====== Given records ======

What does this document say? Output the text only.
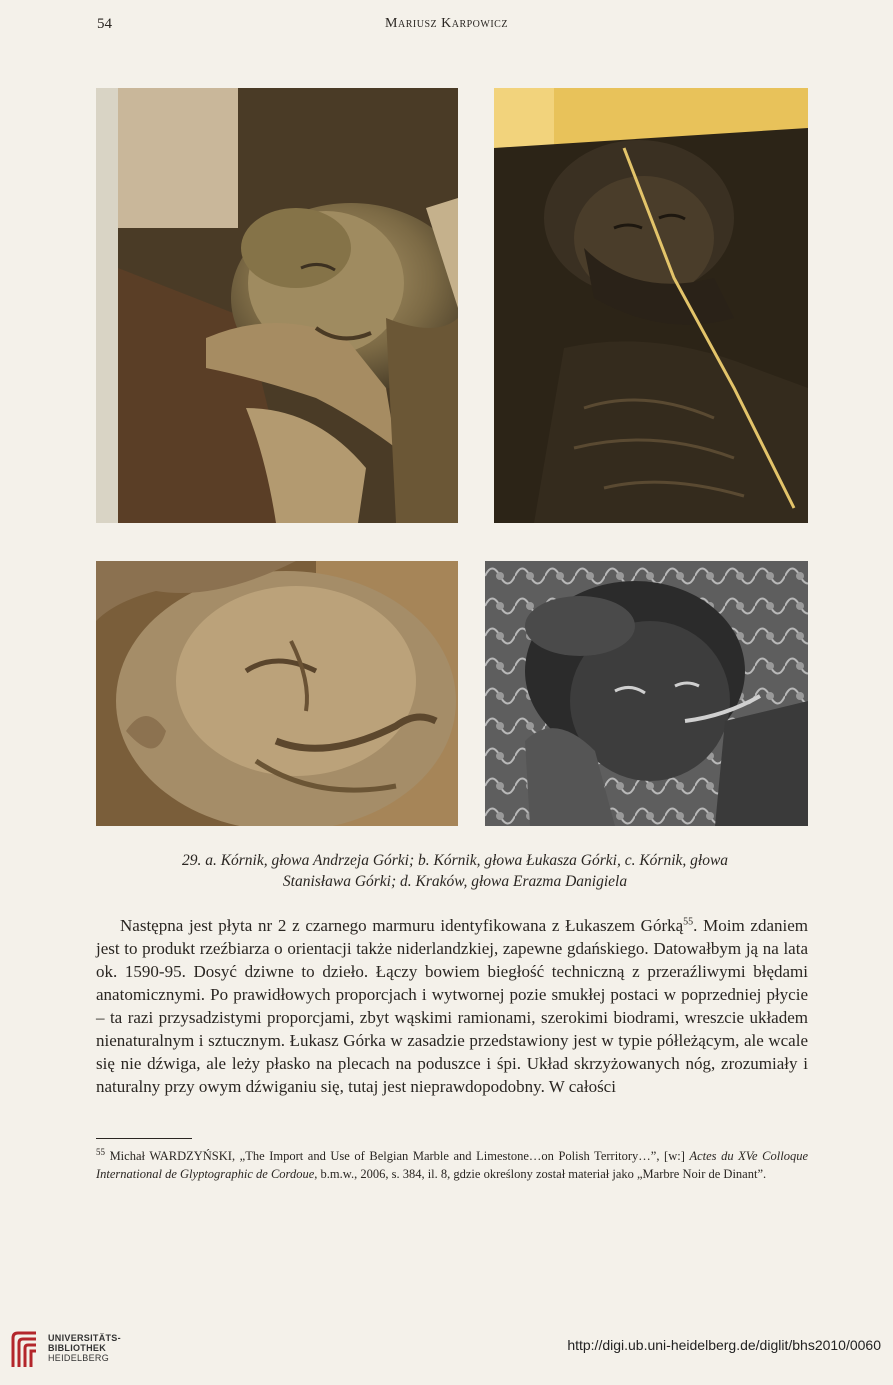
54	Mariusz Karpowicz

29. a. Kórnik, głowa Andrzeja Górki; b. Kórnik, głowa Łukasza Górki, c. Kórnik, głowa

Stanisława Górki; d. Kraków, głowa Erazma Danigiela

Następna jest płyta nr 2 z czarnego marmuru identyfikowana z Łukaszem Górką$^{55}$. Moim zdaniem jest to produkt rzeźbiarza o orientacji także niderlandzkiej, zapewne gdańskiego. Datowałbym ją na lata ok. 1590-95. Dosyć dziwne to dzieło. Łączy bowiem biegłość techniczną z przeraźliwymi błędami anatomicznymi. Po prawidłowych proporcjach i wytwornej pozie smukłej postaci w poprzedniej płycie – ta razi przysadzistymi proporcjami, zbyt wąskimi ramionami, szerokimi biodrami, wreszcie układem nienaturalnym i sztucznym. Łukasz Górka w zasadzie przedstawiony jest w typie półleżącym, ale wcale się nie dźwiga, ale leży płasko na plecach na poduszce i śpi. Układ skrzyżowanych nóg, zrozumiały i naturalny przy owym dźwiganiu się, tutaj jest nieprawdopodobny. W całości

$^{55}$ Michał WARDZYŃSKI, „The Import and Use of Belgian Marble and Limestone…on Polish Territory…”, [w:] Actes du XVe Colloque International de Glyptographic de Cordoue, b.m.w., 2006, s. 384, il. 8, gdzie określony został materiał jako „Marbre Noir de Dinant”.

UNIVERSITÄTS-
BIBLIOTHEK
HEIDELBERG
http://digi.ub.uni-heidelberg.de/diglit/bhs2010/0060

======

Task instructions:
Above are the records. Copy every line in them holding "głowa".

Answer to this task:
29. a. Kórnik, głowa Andrzeja Górki; b. Kórnik, głowa Łukasza Górki, c. Kórnik, głowa
Stanisława Górki; d. Kraków, głowa Erazma Danigiela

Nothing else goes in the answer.